_Text provided_:
************
In this blog, we discuss the merits of dimensional data modeling in the modern data stack given technology advancements in recent years. We dive into how to think about dimensional data modeling in context of defining requirements for analytics specifically.

Technology in the data and analytics industry has taken giant leaps forward, leading many organizations to question if the old ways of working are still valid. Historically, dimensional data modeling was accepted as one of the best standards to present data for business user consumption in data warehouses.

The (re)rise of the data warehouse as a central concept in modern cloud data platform technologies has led to the important question: Is dimensional data modeling still relevant in the modern data stack?

Yes, specifically for defining requirements and creating a modular solution that presents data for analytics.

Before we dive into the nuances and the question of dimensional data modeling specifically, I think it is valuable to consider the broader context of data modeling generally. In my experience, the definition and purpose of data modeling are often misunderstood by data and analytics professionals.

What is Data Modeling and How is it Related to Analytics?

Data modeling is a discipline that is widely applicable to any intersection of people, data, and technology. It is a well-defined approach to gain agreement on business needs, to understand requirements, to establish a business solution, and to create a technical design artifact.

Without modeling data, you create risk in technical projects by allowing for unchecked assumptions to creep into your technical designs. This can lead to incredibly costly mistakes and failed implementations, especially for (but not limited to) analytics projects.

Although data models are often thought of as purely technical design artifacts, that is not their primary purpose.

A data model is primarily a communication and consensus building tool—a way to explain information, gain agreement, and mitigate risk from unchecked assumptions.
************
_Dataset_:
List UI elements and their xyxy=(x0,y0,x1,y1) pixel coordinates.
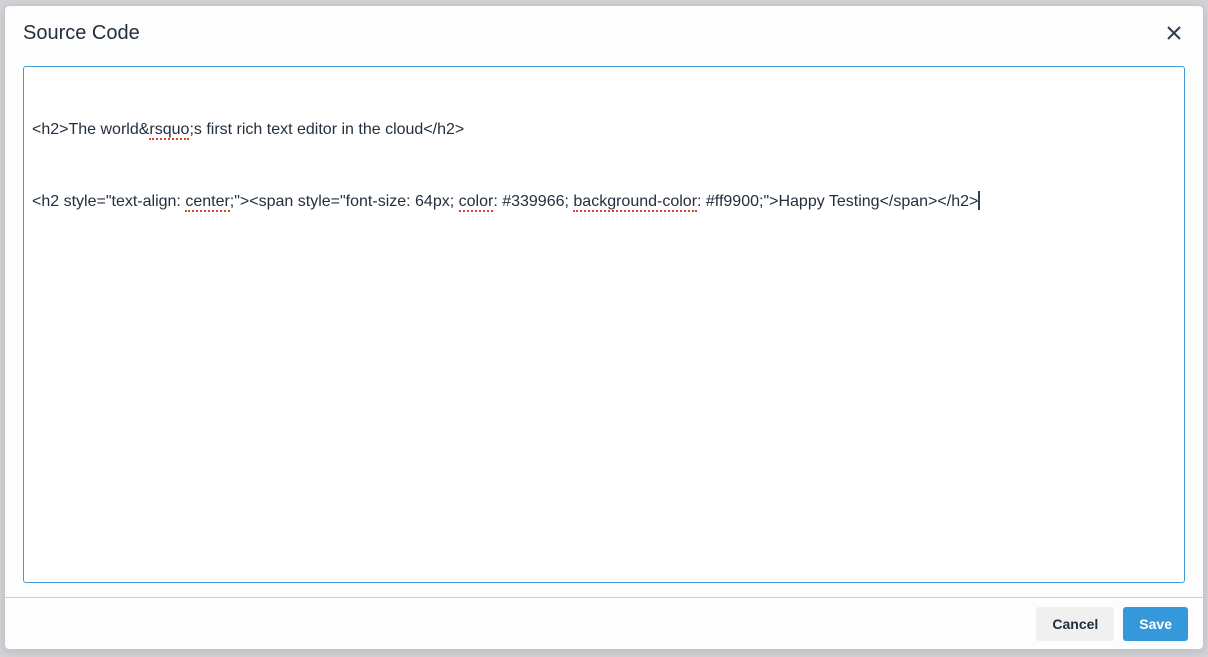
close-icon xyxy=(1167,26,1181,40)
code-line-2: <h2 style="text-align: center;"><span st… xyxy=(32,190,1176,214)
source-code-textarea[interactable]: <h2>The world&rsquo;s first rich text ed… xyxy=(23,66,1185,583)
text-caret xyxy=(978,191,980,210)
code-segment: <h2 style="text-align: xyxy=(32,193,186,210)
code-segment-misspelled: background-color xyxy=(573,193,698,212)
save-button[interactable]: Save xyxy=(1123,606,1188,641)
page-background: Source Code <h2>The world&rsquo;s first … xyxy=(0,0,1208,657)
dialog-footer: Cancel Save xyxy=(5,597,1203,649)
code-segment-misspelled: color xyxy=(458,193,494,212)
close-button[interactable] xyxy=(1157,16,1191,50)
code-segment: : #339966; xyxy=(493,193,574,210)
code-segment: <h2>The world& xyxy=(32,121,150,138)
cancel-button[interactable]: Cancel xyxy=(1036,606,1115,641)
code-segment-misspelled: rsquo xyxy=(149,121,190,140)
dialog-body: <h2>The world&rsquo;s first rich text ed… xyxy=(5,58,1203,597)
dialog-title: Source Code xyxy=(23,22,140,44)
source-code-dialog: Source Code <h2>The world&rsquo;s first … xyxy=(4,5,1204,650)
code-segment-misspelled: center xyxy=(185,193,230,212)
code-line-1: <h2>The world&rsquo;s first rich text ed… xyxy=(32,118,1176,142)
code-segment: ;"><span style="font-size: 64px; xyxy=(229,193,459,210)
dialog-header: Source Code xyxy=(5,6,1203,58)
code-segment: : #ff9900;">Happy Testing</span></h2> xyxy=(697,193,979,210)
code-segment: ;s first rich text editor in the cloud</… xyxy=(189,121,465,138)
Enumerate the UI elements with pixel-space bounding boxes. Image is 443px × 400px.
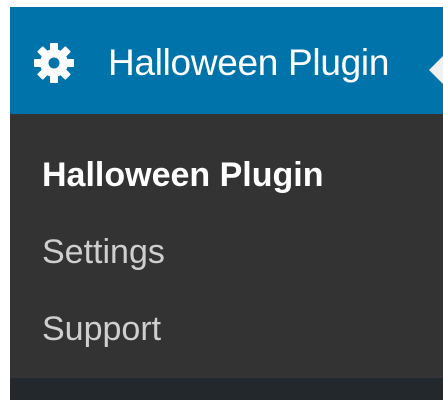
admin-sidebar-menu: Halloween Plugin Halloween Plugin Settin…	[10, 7, 443, 400]
current-menu-arrow	[429, 56, 443, 84]
submenu-item-settings[interactable]: Settings	[42, 232, 165, 272]
submenu-item-halloween-plugin[interactable]: Halloween Plugin	[42, 155, 323, 195]
submenu: Halloween Plugin Settings Support	[10, 114, 443, 378]
menu-bottom-edge	[10, 378, 443, 400]
menu-title: Halloween Plugin	[108, 42, 390, 83]
menu-header-halloween-plugin[interactable]: Halloween Plugin	[10, 7, 443, 114]
gear-icon	[33, 42, 75, 84]
submenu-item-support[interactable]: Support	[42, 309, 161, 349]
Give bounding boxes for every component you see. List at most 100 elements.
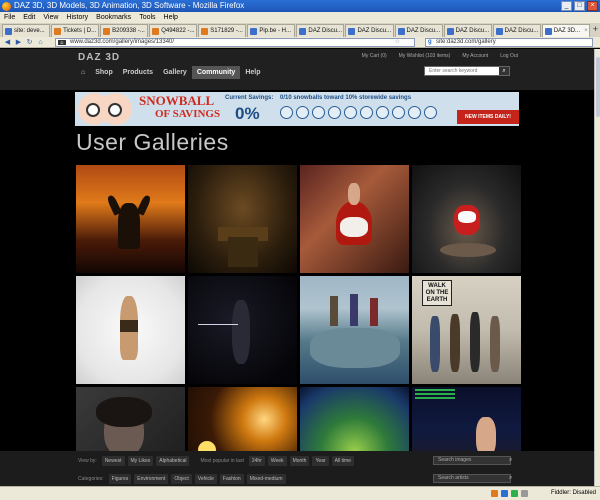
snowball-progress-slot	[376, 106, 389, 119]
back-icon[interactable]: ◀	[3, 38, 12, 47]
browser-tab[interactable]: Q494822 -...	[149, 24, 198, 37]
search-text: site:daz3d.com/gallery	[436, 39, 496, 45]
addon-icon[interactable]	[511, 490, 518, 497]
forward-icon[interactable]: ▶	[14, 38, 23, 47]
account-link[interactable]: My Account	[462, 53, 488, 59]
gallery-thumb-figure-pose[interactable]	[76, 276, 185, 384]
new-tab-button[interactable]: +	[591, 24, 600, 37]
category-figures[interactable]: Figures	[108, 474, 132, 484]
bookmark-star-icon[interactable]: ☆	[395, 39, 400, 46]
savings-percent: 0%	[235, 104, 260, 123]
new-items-badge[interactable]: NEW ITEMS DAILY!	[457, 110, 519, 124]
category-vehicle[interactable]: Vehicle	[194, 474, 217, 484]
filter-newest[interactable]: Newest	[101, 456, 125, 466]
snowball-progress-slot	[408, 106, 421, 119]
browser-tab[interactable]: DAZ Discu...	[296, 24, 345, 37]
search-images-input[interactable]: Search images	[433, 456, 511, 465]
gallery-thumb-dark-room[interactable]	[188, 165, 297, 273]
filter-week[interactable]: Week	[267, 456, 287, 466]
snowball-progress-slot	[344, 106, 357, 119]
browser-tab[interactable]: Pip.be - H...	[247, 24, 296, 37]
categories-label: Categories:	[78, 476, 104, 482]
gallery-thumb-night-swordswoman[interactable]	[188, 276, 297, 384]
category-object[interactable]: Object	[171, 474, 192, 484]
gallery-thumb-beach-group[interactable]	[300, 276, 409, 384]
home-icon[interactable]: ⌂	[36, 38, 45, 47]
promo-banner[interactable]: SNOWBALL OF SAVINGS Current Savings: 0% …	[75, 92, 519, 126]
browser-tab[interactable]: DAZ Discu...	[394, 24, 443, 37]
browser-tab[interactable]: DAZ Discu...	[345, 24, 394, 37]
minimize-button[interactable]: _	[561, 1, 572, 11]
addon-icon[interactable]	[521, 490, 528, 497]
category-fashion[interactable]: Fashion	[219, 474, 244, 484]
category-environment[interactable]: Environment	[134, 474, 169, 484]
page-scrollbar[interactable]	[594, 49, 600, 486]
daz-icon	[495, 27, 503, 35]
firefox-window: DAZ 3D, 3D Models, 3D Animation, 3D Soft…	[0, 0, 600, 500]
browser-tab[interactable]: site: deve...	[2, 24, 51, 37]
close-tab-icon[interactable]: ×	[584, 25, 588, 37]
filter-24hr[interactable]: 24hr	[248, 456, 265, 466]
filter-my-likes[interactable]: My Likes	[127, 456, 154, 466]
browser-tab[interactable]: S171829 -...	[198, 24, 247, 37]
snowball-progress-slot	[296, 106, 309, 119]
account-links: My Cart (0) My Wishlist (103 items) My A…	[362, 53, 518, 59]
daz-logo[interactable]: DAZ 3D	[78, 52, 120, 63]
browser-tab-active[interactable]: DAZ 3D... ×	[541, 24, 590, 37]
addon-icon[interactable]	[501, 490, 508, 497]
fiddler-status[interactable]: Fiddler: Disabled	[551, 487, 596, 500]
navigation-bar: ◀ ▶ ↻ ⌂ D www.daz3d.com/gallery/images/1…	[0, 37, 600, 48]
reload-icon[interactable]: ↻	[25, 38, 34, 47]
snowball-progress-slot	[392, 106, 405, 119]
addon-icon[interactable]	[491, 490, 498, 497]
menu-edit[interactable]: Edit	[23, 12, 35, 23]
wishlist-link[interactable]: My Wishlist (103 items)	[399, 53, 451, 59]
site-favicon-icon: D	[58, 40, 66, 45]
cart-link[interactable]: My Cart (0)	[362, 53, 387, 59]
nav-home-icon[interactable]: ⌂	[76, 66, 90, 79]
nav-community[interactable]: Community	[191, 66, 241, 79]
browser-tab[interactable]: Tickets | D...	[51, 24, 100, 37]
filter-month[interactable]: Month	[289, 456, 310, 466]
nav-gallery[interactable]: Gallery	[158, 66, 192, 79]
nav-shop[interactable]: Shop	[90, 66, 118, 79]
close-button[interactable]: ×	[587, 1, 598, 11]
search-icon[interactable]: ⌕	[499, 67, 509, 75]
url-bar[interactable]: D www.daz3d.com/gallery/images/13340/ ☆	[55, 38, 415, 47]
snowball-progress-slot	[328, 106, 341, 119]
filter-year[interactable]: Year	[312, 456, 329, 466]
logout-link[interactable]: Log Out	[500, 53, 518, 59]
browser-tab[interactable]: DAZ Discu...	[492, 24, 541, 37]
main-nav: ⌂ Shop Products Gallery Community Help	[76, 66, 266, 79]
category-mixed-medium[interactable]: Mixed-medium	[246, 474, 286, 484]
daz-icon	[544, 27, 552, 35]
search-icon[interactable]: ⌕	[509, 474, 517, 482]
menu-history[interactable]: History	[66, 12, 88, 23]
browser-search-bar[interactable]: g site:daz3d.com/gallery	[425, 38, 593, 47]
gallery-filter-bar: View by: Newest My Likes Alphabetical Mo…	[0, 451, 594, 486]
menu-tools[interactable]: Tools	[139, 12, 155, 23]
nav-products[interactable]: Products	[118, 66, 158, 79]
popular-label: Most popular in last	[200, 458, 244, 464]
scrollbar-thumb[interactable]	[596, 57, 600, 117]
gallery-thumb-walking-on-earth[interactable]: WALK ON THE EARTH	[412, 276, 521, 384]
filter-all-time[interactable]: All time	[331, 456, 354, 466]
site-search-input[interactable]: Enter search keyword	[424, 66, 510, 76]
maximize-button[interactable]: □	[574, 1, 585, 11]
menu-help[interactable]: Help	[164, 12, 178, 23]
gallery-thumb-red-dress-dancer[interactable]	[300, 165, 409, 273]
nav-help[interactable]: Help	[240, 66, 265, 79]
browser-tab[interactable]: B209338 -...	[100, 24, 149, 37]
snowball-progress	[280, 106, 437, 119]
search-icon[interactable]: ⌕	[509, 456, 517, 464]
gallery-thumb-sunset-silhouette[interactable]	[76, 165, 185, 273]
bug-icon	[201, 27, 209, 35]
filter-alphabetical[interactable]: Alphabetical	[156, 456, 190, 466]
menu-view[interactable]: View	[43, 12, 58, 23]
menu-bookmarks[interactable]: Bookmarks	[96, 12, 131, 23]
gallery-thumb-snow-dancer[interactable]	[412, 165, 521, 273]
banner-subtitle: OF SAVINGS	[155, 108, 221, 120]
browser-tab[interactable]: DAZ Discu...	[443, 24, 492, 37]
menu-file[interactable]: File	[4, 12, 15, 23]
search-artists-input[interactable]: Search artists	[433, 474, 511, 483]
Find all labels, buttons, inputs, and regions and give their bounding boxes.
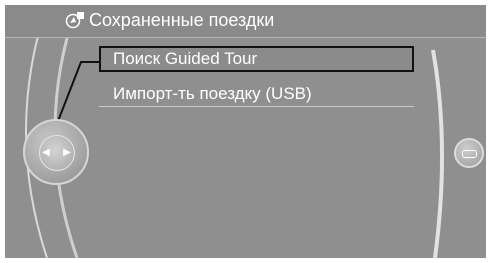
menu-item-guided-tour-search[interactable]: Поиск Guided Tour <box>99 46 414 72</box>
idrive-screen: Сохраненные поездки Поиск Guided Tour Им… <box>5 5 486 258</box>
option-glyph <box>462 150 477 158</box>
menu-item-import-trip-usb[interactable]: Импорт-ть поездку (USB) <box>99 81 414 107</box>
controller-center: ◀ ▶ <box>39 135 75 171</box>
screen-header: Сохраненные поездки <box>5 5 486 38</box>
arrow-right-icon: ▶ <box>63 147 71 158</box>
right-scroll-arc <box>431 49 445 258</box>
arrow-left-icon: ◀ <box>42 147 50 158</box>
menu-item-label: Импорт-ть поездку (USB) <box>113 84 312 103</box>
menu-item-label: Поиск Guided Tour <box>113 49 258 68</box>
saved-trips-icon <box>65 12 84 29</box>
page-title: Сохраненные поездки <box>89 10 275 30</box>
controller-knob-icon[interactable]: ◀ ▶ <box>23 119 89 185</box>
option-button-icon[interactable] <box>454 138 484 168</box>
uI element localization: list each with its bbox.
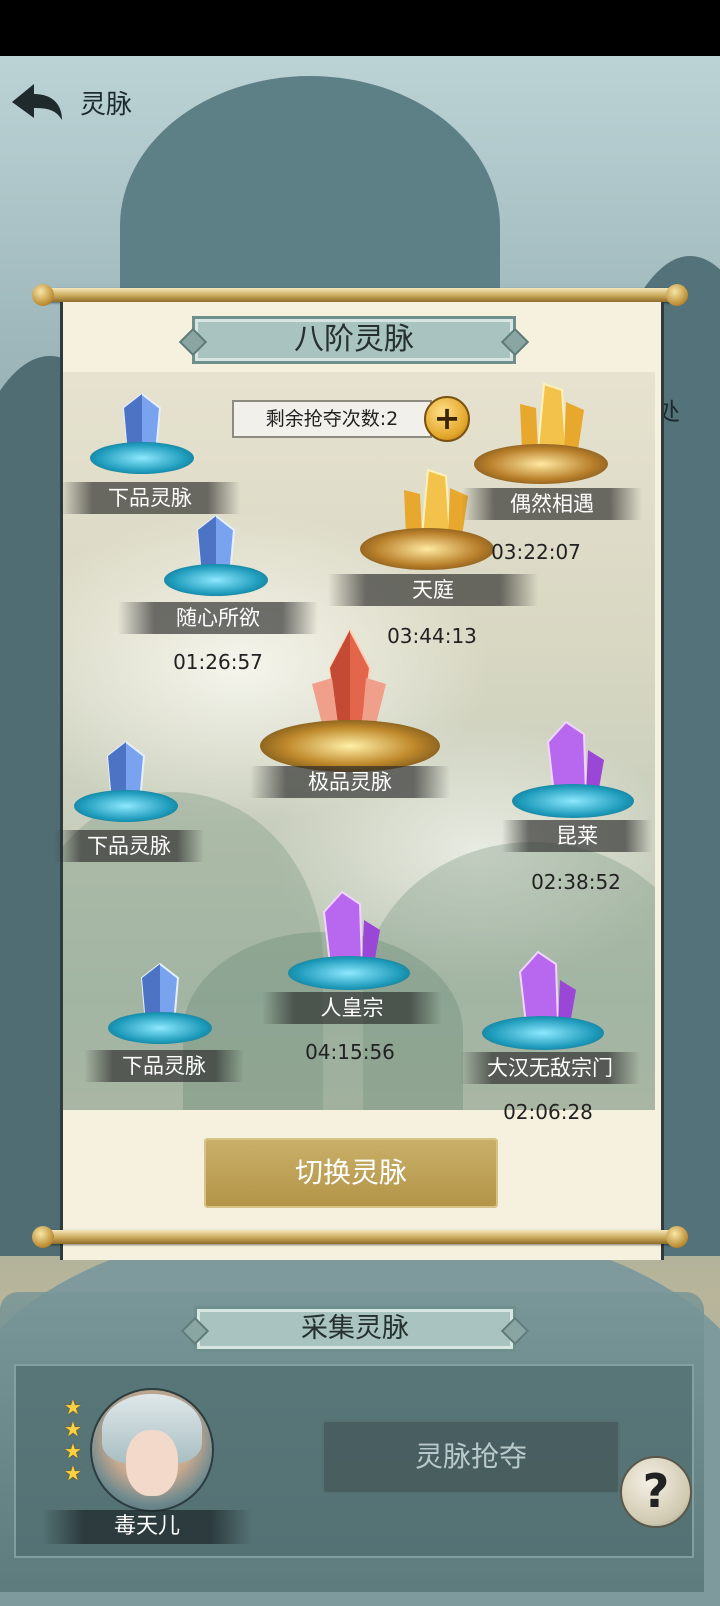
pedestal [482,1016,604,1050]
vein-node-7[interactable]: 人皇宗 04:15:56 [262,890,442,1080]
pedestal [74,790,178,822]
vein-timer: 02:06:28 [503,1100,593,1124]
vein-node-9[interactable]: 大汉无敌宗门 02:06:28 [460,950,640,1140]
page-title: 灵脉 [80,90,133,120]
pedestal [108,1012,212,1044]
help-button[interactable]: ? [620,1456,692,1528]
collect-title: 采集灵脉 [301,1313,409,1344]
vein-node-5[interactable]: 下品灵脉 [54,740,210,870]
scroll-rod-bottom [32,1226,688,1248]
scroll-rod-top [32,284,688,306]
add-count-button[interactable]: + [424,396,470,442]
vein-node-6[interactable]: 昆莱 02:38:52 [472,720,652,900]
panel-title-ribbon: 八阶灵脉 [178,316,530,364]
vein-label: 下品灵脉 [84,1050,244,1082]
vein-timer: 02:38:52 [531,870,621,894]
pedestal [474,444,608,484]
vein-label: 大汉无敌宗门 [460,1052,640,1084]
back-button[interactable] [8,78,66,126]
star-icon: ★ [64,1461,82,1485]
hero-stars: ★ ★ ★ ★ [64,1396,94,1484]
hero-name: 毒天儿 [42,1510,252,1544]
panel-title: 八阶灵脉 [294,322,414,357]
hero-avatar[interactable] [90,1388,214,1512]
star-icon: ★ [64,1439,82,1463]
back-arrow-icon [12,84,62,120]
vein-node-4[interactable]: 极品灵脉 [250,628,450,818]
pedestal [512,784,634,818]
pedestal [164,564,268,596]
pedestal [260,720,440,772]
vein-node-3[interactable]: 偶然相遇 03:22:07 [462,380,646,570]
pedestal [90,442,194,474]
vein-label: 昆莱 [502,820,652,852]
vein-label: 人皇宗 [262,992,442,1024]
status-bar [0,0,720,56]
vein-label: 下品灵脉 [54,830,204,862]
vein-node-0[interactable]: 下品灵脉 [60,392,240,522]
pedestal [288,956,410,990]
vein-node-8[interactable]: 下品灵脉 [84,962,252,1092]
collect-title-ribbon: 采集灵脉 [180,1306,530,1352]
vein-label: 偶然相遇 [462,488,642,520]
vein-timer: 04:15:56 [305,1040,395,1064]
remaining-grab-count: 剩余抢夺次数:2 [232,400,432,438]
vein-grab-button[interactable]: 灵脉抢夺 [322,1420,620,1494]
vein-timer: 03:22:07 [491,540,581,564]
vein-label: 天庭 [328,574,538,606]
star-icon: ★ [64,1395,82,1419]
vein-label: 极品灵脉 [250,766,450,798]
switch-vein-button[interactable]: 切换灵脉 [204,1138,498,1208]
hero-face [126,1430,178,1496]
vein-label: 下品灵脉 [60,482,240,514]
star-icon: ★ [64,1417,82,1441]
************
_Set tasks_:
A. In the blog post on dimensional data modeling, what is a data model primarily described as?
B. Print the part of the blog post on dimensional data modeling from "Yes, specifically for" up to and including "technical design artifact.".
C. Decide whether each statement agrees with the blog post on dimensional data modeling, answering yes or no and quoting the deciding words: (i) The primary purpose of data models is to serve as purely technical design artifacts. (ii) The post holds that dimensional data modeling is still relevant in the modern data stack. (iii) The risk from not modeling data applies only to analytics projects.

_Final results_:
A. A communication and consensus building tool.

B.
Yes, specifically for defining requirements and creating a modular solution that presents data for analytics.

Before we dive into the nuances and the question of dimensional data modeling specifically, I think it is valuable to consider the broader context of data modeling generally. In my experience, the definition and purpose of data modeling are often misunderstood by data and analytics professionals.

What is Data Modeling and How is it Related to Analytics?

Data modeling is a discipline that is widely applicable to any intersection of people, data, and technology. It is a well-defined approach to gain agreement on business needs, to understand requirements, to establish a business solution, and to create a technical design artifact.

C.
(i) No: "Although data models are often thought of as purely technical design artifacts, that is not their primary purpose."
(ii) Yes: "Yes, specifically for defining requirements and creating a modular solution that presents data for analytics."
(iii) No: "especially for (but not limited to) analytics projects."